Exercise prompt
Find each line with "предоставляющего" and copy it.

Data supplied
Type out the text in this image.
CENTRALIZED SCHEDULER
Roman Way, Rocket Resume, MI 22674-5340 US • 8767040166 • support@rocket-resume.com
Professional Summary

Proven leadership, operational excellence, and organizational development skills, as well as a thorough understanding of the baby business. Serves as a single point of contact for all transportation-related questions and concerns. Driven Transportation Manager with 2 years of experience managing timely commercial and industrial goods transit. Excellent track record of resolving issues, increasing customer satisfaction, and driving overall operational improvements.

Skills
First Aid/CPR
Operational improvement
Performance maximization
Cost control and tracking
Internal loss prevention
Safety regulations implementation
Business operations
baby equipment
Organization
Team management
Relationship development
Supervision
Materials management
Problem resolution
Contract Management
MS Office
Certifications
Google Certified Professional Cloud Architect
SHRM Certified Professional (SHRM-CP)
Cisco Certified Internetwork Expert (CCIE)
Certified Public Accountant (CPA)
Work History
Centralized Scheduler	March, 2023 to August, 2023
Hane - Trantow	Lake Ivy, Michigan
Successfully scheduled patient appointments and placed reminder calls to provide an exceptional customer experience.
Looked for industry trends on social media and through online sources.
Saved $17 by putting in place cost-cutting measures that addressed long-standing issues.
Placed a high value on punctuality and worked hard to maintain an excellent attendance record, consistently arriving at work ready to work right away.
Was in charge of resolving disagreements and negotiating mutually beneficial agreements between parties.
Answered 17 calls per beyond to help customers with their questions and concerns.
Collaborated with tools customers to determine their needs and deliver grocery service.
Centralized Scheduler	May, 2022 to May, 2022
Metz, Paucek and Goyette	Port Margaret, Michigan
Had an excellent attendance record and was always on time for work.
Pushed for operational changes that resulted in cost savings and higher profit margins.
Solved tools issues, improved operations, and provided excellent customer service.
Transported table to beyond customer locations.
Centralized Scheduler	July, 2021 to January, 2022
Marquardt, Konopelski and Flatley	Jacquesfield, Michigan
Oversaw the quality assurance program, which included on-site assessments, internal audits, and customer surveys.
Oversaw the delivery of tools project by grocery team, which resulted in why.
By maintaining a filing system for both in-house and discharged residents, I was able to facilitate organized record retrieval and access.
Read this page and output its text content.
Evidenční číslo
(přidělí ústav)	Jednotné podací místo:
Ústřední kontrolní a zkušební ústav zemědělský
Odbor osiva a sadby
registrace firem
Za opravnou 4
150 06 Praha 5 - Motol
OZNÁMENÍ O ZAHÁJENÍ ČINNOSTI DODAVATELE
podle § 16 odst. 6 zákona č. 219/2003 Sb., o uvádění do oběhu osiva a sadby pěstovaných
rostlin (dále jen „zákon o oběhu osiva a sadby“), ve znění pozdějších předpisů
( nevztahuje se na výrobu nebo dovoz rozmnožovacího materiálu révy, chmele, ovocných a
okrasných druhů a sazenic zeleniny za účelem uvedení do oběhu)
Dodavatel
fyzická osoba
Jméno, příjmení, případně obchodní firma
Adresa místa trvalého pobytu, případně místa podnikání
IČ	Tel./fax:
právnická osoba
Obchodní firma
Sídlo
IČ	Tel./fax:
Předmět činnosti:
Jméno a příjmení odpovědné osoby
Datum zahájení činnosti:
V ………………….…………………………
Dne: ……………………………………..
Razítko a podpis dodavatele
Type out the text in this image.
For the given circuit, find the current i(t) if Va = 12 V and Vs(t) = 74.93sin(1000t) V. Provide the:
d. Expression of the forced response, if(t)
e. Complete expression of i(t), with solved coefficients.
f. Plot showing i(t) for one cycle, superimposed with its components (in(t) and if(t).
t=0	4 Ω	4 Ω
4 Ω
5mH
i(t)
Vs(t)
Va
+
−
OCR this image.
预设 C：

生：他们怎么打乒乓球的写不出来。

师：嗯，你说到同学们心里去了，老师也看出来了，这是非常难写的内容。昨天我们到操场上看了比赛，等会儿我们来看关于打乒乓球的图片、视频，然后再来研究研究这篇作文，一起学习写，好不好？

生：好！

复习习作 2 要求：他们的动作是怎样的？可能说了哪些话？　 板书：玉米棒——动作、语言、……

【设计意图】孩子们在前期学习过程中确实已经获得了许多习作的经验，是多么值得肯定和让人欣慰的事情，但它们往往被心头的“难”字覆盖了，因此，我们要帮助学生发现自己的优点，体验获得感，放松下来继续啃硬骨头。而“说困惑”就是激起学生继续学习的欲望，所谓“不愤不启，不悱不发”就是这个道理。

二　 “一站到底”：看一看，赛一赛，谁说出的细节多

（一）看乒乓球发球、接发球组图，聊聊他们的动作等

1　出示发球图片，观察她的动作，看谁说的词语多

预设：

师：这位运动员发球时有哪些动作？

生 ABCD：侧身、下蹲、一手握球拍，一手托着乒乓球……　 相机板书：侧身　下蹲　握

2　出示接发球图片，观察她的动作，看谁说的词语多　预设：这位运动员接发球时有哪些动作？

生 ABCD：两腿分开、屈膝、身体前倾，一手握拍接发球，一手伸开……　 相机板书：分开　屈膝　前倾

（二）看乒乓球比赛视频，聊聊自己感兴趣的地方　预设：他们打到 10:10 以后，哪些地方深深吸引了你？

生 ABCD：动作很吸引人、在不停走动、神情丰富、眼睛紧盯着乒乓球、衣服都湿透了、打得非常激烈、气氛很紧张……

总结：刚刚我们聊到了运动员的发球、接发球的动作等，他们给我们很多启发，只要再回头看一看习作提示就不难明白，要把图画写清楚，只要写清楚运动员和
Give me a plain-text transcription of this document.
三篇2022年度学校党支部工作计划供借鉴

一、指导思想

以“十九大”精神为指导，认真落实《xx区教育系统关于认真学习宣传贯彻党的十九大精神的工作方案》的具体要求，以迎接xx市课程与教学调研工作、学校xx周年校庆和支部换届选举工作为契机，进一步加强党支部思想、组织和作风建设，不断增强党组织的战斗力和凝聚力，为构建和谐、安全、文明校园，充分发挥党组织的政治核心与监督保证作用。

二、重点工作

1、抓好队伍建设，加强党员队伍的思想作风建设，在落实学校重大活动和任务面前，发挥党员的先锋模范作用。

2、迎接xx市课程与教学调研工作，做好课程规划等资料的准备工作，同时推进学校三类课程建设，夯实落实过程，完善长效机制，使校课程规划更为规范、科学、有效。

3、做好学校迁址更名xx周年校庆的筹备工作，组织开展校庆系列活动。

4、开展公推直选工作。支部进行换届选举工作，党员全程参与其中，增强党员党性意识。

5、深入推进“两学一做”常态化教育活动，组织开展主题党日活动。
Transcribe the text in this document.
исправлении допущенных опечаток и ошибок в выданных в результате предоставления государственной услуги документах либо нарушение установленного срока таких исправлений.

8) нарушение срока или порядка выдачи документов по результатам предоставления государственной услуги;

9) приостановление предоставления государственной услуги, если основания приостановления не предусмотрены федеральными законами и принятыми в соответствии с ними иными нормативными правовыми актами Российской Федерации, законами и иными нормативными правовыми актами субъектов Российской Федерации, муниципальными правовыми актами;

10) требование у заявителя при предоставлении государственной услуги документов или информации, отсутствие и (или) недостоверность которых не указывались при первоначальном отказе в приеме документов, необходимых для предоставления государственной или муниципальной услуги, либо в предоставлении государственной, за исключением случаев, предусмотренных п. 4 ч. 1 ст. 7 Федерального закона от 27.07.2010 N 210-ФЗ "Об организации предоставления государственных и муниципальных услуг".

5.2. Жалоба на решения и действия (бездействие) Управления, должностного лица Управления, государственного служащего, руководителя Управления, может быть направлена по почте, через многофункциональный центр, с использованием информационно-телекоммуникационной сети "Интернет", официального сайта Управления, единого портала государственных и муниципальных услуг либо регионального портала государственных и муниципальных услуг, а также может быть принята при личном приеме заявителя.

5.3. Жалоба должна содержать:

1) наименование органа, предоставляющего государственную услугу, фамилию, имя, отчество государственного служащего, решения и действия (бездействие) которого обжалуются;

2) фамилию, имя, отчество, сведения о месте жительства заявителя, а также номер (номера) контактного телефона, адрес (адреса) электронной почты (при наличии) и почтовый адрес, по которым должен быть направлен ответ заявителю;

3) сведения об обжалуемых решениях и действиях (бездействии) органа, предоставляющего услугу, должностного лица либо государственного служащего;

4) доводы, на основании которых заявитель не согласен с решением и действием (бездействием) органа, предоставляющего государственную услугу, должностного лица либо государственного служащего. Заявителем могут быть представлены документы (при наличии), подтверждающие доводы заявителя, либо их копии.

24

Exercise solution
1) наименование органа, предоставляющего государственную услугу, фамилию, имя, отчество государственного служащего, решения и действия (бездействие) которого обжалуются;
3) сведения об обжалуемых решениях и действиях (бездействии) органа, предоставляющего услугу, должностного лица либо государственного служащего;
4) доводы, на основании которых заявитель не согласен с решением и действием (бездействием) органа, предоставляющего государственную услугу, должностного лица либо государственного служащего. Заявителем могут быть представлены документы (при наличии), подтверждающие доводы заявителя, либо их копии.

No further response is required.